» Input rows:
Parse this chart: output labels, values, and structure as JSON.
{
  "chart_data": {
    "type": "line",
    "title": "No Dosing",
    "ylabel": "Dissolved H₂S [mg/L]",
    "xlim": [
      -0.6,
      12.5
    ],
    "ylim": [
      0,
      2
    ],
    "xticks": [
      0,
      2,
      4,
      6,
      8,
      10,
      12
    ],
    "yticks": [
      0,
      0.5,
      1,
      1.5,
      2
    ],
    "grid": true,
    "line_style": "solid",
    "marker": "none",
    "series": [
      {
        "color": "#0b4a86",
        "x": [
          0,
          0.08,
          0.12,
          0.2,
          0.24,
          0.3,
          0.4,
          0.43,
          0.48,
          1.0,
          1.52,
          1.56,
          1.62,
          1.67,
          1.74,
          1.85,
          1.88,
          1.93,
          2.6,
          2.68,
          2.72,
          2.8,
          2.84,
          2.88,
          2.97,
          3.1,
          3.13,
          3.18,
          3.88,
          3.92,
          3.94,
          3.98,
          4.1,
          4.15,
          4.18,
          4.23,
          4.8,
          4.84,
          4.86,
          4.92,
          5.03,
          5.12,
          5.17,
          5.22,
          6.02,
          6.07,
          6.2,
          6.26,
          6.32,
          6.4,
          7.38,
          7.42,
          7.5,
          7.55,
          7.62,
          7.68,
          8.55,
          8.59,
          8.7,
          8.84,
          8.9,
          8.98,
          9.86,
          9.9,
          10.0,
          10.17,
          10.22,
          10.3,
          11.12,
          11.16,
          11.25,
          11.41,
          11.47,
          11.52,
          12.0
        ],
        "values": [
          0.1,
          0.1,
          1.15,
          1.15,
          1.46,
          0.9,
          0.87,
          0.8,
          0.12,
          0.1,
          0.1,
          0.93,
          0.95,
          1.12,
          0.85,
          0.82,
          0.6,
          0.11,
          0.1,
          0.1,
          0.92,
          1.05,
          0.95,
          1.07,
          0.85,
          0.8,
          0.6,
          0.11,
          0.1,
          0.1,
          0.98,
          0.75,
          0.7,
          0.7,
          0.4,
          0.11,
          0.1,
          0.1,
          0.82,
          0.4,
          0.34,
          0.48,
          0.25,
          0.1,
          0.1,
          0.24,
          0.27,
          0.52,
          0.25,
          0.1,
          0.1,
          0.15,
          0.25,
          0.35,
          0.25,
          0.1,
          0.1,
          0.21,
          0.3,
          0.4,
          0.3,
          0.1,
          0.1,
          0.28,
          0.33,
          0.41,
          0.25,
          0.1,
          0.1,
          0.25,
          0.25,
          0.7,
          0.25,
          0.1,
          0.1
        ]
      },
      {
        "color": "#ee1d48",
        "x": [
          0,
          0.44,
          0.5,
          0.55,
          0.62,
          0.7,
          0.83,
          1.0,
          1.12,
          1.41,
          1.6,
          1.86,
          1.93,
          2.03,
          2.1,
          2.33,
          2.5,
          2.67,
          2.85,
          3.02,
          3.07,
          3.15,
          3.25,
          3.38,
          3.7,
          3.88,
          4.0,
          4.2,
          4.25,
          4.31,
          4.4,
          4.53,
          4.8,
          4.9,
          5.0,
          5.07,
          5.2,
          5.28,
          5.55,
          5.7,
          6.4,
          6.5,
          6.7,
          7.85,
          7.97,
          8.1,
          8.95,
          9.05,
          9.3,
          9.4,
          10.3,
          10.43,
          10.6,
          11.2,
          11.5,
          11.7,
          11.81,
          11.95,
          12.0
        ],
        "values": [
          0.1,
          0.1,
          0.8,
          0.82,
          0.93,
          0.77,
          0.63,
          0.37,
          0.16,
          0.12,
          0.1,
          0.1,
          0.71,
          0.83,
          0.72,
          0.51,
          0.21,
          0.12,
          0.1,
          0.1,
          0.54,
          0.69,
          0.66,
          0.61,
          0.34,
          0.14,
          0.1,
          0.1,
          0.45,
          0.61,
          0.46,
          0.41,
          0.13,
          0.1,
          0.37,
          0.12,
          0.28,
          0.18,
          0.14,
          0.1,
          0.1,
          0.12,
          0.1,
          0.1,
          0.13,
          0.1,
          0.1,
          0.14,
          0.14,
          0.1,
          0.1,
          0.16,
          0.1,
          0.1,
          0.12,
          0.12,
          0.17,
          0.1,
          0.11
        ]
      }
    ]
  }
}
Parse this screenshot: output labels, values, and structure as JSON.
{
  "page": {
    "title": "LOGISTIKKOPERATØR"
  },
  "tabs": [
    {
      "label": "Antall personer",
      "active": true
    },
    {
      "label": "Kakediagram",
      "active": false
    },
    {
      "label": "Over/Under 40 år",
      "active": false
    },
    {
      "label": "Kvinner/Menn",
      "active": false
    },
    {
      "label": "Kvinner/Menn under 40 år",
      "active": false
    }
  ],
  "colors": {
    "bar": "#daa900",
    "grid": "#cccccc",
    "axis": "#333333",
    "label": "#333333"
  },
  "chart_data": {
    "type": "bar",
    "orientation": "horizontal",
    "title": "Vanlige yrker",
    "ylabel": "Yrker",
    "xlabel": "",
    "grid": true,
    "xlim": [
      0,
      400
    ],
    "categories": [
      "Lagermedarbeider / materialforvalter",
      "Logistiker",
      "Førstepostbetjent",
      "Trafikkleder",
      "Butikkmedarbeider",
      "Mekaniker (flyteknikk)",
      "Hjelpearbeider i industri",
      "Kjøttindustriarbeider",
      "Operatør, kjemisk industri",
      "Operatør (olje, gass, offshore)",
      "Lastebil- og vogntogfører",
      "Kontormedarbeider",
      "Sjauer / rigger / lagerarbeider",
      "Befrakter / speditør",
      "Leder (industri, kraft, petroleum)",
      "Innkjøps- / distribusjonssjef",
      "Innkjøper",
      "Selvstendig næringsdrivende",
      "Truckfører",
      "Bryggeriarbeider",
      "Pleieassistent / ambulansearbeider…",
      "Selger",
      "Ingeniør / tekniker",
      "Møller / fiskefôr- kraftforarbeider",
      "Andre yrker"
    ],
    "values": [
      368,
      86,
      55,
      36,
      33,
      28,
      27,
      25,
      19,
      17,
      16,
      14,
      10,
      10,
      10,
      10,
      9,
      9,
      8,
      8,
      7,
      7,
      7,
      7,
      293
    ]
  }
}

» Set problem: Read the data above and pull out each line that holds the string "Parse".

» Reply to the task:
Parse this chart: output labels, values, and structure as JSON.
Parse this screenshot: output labels, values, and structure as JSON.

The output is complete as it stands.